» Text block:
Thirumathi Palanisamy () is a 1992 Indian Tamil-language comedy drama film written and directed by R. Sundarrajan. The film stars Sathyaraj and Sukanya. It was released on 25 October 1992.

Plot 

Palanisamy is an uneducated man who dreams to marry a teacher and lives with his friend Dhandapani. Palanisamy falls in love with Hamsaveni at first sight. He decides to go to her village Irugur. First reluctant, she finally agrees to marry him, but only under three conditions: to continue to work as a teacher, to live in her hometown and with her father. After the marriage, Palanisamy imposes her three conditions: she must leave her hometown, be a teacher in the city that he has chosen and leave her father. She accepts them and Palanisamy explains the reason for these conditions.

In the past, Palanisamy lived in a village where a don Aandhavar forced the children to work in his fireworks factory. Palanisamy's father was a doctor and tried to save the children; knowing it, Aandhavar killed him. Aandhavar also killed his sister for the only reason that she was educated. Palanisamy asked many teachers to come to his village but everyone refused for fear of Aandhavar. Palanisamy's only hope is now Hamsaveni. What transpires next forms the rest of the story.

Cast 

Sathyaraj as Palanisamy
Sukanya as Hamsaveni
Goundamani as Dhandapani
R. Sundarrajan as Kunju Gounder
Rekha (guest appearance)

» Dataset excerpt:
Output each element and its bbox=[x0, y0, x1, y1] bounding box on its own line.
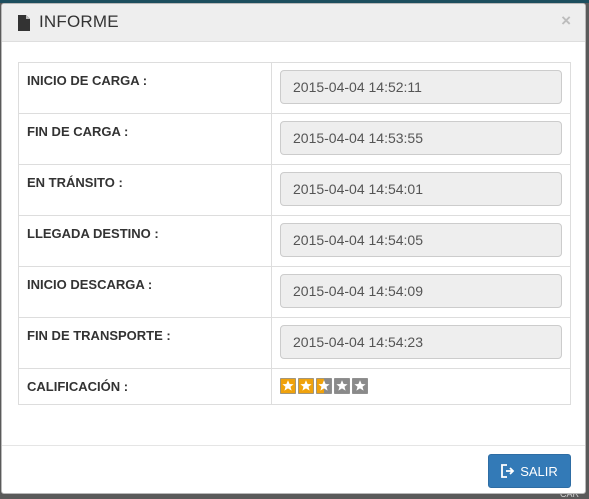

» Problem: Reproduce word for word the passage of the film article that starts at "In the past, Palanisamy" and stops after "of the story.".

» Response for this exercise:
In the past, Palanisamy lived in a village where a don Aandhavar forced the children to work in his fireworks factory. Palanisamy's father was a doctor and tried to save the children; knowing it, Aandhavar killed him. Aandhavar also killed his sister for the only reason that she was educated. Palanisamy asked many teachers to come to his village but everyone refused for fear of Aandhavar. Palanisamy's only hope is now Hamsaveni. What transpires next forms the rest of the story.